## Task
Collect each line holding the string "panel".

----- Task data

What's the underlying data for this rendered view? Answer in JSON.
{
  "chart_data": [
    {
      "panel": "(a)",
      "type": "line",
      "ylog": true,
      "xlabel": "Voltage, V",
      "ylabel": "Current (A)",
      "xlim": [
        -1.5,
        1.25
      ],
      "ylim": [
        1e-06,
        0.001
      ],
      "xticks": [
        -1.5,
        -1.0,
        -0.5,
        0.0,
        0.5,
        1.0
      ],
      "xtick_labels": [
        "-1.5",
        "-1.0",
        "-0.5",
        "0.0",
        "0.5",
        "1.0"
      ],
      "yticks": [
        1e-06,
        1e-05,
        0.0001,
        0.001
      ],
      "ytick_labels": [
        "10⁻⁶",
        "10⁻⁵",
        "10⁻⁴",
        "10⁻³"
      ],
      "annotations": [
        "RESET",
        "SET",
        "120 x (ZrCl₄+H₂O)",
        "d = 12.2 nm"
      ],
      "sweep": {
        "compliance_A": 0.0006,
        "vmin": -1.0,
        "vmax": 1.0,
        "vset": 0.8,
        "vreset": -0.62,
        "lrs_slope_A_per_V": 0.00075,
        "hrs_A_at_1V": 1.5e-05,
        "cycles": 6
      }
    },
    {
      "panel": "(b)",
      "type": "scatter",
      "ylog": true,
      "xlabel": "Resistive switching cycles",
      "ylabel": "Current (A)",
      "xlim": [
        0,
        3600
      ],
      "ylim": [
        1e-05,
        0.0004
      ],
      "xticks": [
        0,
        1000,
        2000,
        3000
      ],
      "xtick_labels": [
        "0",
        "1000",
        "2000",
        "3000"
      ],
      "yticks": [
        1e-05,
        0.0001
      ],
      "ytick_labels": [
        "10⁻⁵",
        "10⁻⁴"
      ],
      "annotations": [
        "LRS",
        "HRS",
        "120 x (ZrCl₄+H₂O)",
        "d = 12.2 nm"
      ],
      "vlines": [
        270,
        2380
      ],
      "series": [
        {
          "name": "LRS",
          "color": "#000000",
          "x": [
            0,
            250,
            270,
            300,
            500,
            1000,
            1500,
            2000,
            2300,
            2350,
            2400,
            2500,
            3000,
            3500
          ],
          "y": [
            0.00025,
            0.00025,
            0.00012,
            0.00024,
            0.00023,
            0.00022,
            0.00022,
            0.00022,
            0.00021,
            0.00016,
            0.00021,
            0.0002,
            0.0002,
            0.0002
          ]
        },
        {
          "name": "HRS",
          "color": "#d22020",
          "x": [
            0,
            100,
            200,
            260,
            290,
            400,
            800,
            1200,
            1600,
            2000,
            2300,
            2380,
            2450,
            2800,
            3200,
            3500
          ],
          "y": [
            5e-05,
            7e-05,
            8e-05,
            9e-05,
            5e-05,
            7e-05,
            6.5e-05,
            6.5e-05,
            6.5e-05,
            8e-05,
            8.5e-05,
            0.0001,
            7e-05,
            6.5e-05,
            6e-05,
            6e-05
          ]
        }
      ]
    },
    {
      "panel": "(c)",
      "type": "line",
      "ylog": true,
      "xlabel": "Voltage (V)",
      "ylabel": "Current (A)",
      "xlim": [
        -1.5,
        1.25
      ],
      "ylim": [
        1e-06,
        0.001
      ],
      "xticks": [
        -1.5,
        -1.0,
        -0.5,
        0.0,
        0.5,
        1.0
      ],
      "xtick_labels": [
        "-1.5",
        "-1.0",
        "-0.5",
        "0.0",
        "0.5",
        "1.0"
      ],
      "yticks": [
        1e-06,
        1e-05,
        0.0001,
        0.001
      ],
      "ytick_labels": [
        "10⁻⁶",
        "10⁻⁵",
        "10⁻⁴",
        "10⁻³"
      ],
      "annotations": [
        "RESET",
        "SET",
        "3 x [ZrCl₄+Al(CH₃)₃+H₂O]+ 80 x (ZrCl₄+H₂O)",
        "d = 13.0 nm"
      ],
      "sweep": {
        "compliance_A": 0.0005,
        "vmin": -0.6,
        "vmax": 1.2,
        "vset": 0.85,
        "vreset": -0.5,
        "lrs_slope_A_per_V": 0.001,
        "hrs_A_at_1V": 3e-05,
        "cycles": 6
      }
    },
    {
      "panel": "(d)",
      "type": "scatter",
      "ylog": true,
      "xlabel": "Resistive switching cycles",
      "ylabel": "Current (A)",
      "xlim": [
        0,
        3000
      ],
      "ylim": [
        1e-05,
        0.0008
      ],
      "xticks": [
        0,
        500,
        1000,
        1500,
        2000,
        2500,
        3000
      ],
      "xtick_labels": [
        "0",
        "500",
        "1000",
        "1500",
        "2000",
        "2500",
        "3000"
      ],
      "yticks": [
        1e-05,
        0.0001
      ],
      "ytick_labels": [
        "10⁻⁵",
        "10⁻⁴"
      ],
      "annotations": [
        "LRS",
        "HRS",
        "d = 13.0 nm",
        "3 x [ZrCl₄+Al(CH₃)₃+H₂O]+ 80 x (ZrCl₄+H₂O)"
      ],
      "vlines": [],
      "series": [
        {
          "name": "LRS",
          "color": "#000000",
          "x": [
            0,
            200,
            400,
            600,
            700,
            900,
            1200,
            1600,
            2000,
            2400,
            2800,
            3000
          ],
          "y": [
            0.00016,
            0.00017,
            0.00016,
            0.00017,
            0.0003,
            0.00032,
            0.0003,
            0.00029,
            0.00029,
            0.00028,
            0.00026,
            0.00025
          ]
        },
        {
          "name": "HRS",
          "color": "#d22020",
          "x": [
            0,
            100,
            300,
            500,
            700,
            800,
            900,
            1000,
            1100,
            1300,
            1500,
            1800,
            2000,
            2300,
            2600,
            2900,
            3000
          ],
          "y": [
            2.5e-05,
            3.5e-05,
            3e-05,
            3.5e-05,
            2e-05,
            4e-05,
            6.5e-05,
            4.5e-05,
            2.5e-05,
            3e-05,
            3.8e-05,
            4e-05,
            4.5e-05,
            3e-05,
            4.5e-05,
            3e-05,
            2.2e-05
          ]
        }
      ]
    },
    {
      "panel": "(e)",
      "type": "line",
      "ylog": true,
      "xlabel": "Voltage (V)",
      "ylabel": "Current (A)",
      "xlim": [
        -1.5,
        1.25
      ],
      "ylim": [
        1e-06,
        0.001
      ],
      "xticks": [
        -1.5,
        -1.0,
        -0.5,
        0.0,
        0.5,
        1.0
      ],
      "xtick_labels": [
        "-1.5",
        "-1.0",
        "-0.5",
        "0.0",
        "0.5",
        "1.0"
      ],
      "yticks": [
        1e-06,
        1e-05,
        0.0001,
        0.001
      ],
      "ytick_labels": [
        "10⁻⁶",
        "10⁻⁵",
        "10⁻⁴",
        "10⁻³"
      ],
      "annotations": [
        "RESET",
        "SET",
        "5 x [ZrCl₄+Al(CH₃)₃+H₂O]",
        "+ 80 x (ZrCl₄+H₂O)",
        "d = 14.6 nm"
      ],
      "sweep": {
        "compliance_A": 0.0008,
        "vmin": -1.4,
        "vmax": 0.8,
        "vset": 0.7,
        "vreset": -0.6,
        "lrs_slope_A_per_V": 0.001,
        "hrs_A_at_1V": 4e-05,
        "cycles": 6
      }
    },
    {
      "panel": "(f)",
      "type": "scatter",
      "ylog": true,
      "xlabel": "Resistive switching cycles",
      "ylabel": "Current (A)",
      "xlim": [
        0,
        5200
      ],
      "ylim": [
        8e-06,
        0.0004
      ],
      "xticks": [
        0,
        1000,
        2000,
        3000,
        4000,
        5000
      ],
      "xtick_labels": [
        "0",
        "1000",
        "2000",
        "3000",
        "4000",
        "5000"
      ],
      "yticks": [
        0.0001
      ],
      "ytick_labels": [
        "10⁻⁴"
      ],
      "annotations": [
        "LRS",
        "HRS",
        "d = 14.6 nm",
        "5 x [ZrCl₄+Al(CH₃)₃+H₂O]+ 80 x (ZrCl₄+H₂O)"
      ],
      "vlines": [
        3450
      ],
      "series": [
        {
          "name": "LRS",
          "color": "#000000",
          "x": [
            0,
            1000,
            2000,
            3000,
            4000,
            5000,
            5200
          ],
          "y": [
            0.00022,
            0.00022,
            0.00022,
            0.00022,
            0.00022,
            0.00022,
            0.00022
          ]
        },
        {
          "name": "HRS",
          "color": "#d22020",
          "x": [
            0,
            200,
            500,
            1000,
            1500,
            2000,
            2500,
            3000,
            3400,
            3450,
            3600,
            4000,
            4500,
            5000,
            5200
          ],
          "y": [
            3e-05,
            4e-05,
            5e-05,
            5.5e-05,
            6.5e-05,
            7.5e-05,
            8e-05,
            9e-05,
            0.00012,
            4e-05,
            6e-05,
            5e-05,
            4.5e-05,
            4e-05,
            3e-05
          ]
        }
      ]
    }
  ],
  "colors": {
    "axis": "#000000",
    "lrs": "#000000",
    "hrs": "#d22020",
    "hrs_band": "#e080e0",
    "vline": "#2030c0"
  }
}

----------

## Task result
      "panel": "(a)",
      "panel": "(b)",
      "panel": "(c)",
      "panel": "(d)",
      "panel": "(e)",
      "panel": "(f)",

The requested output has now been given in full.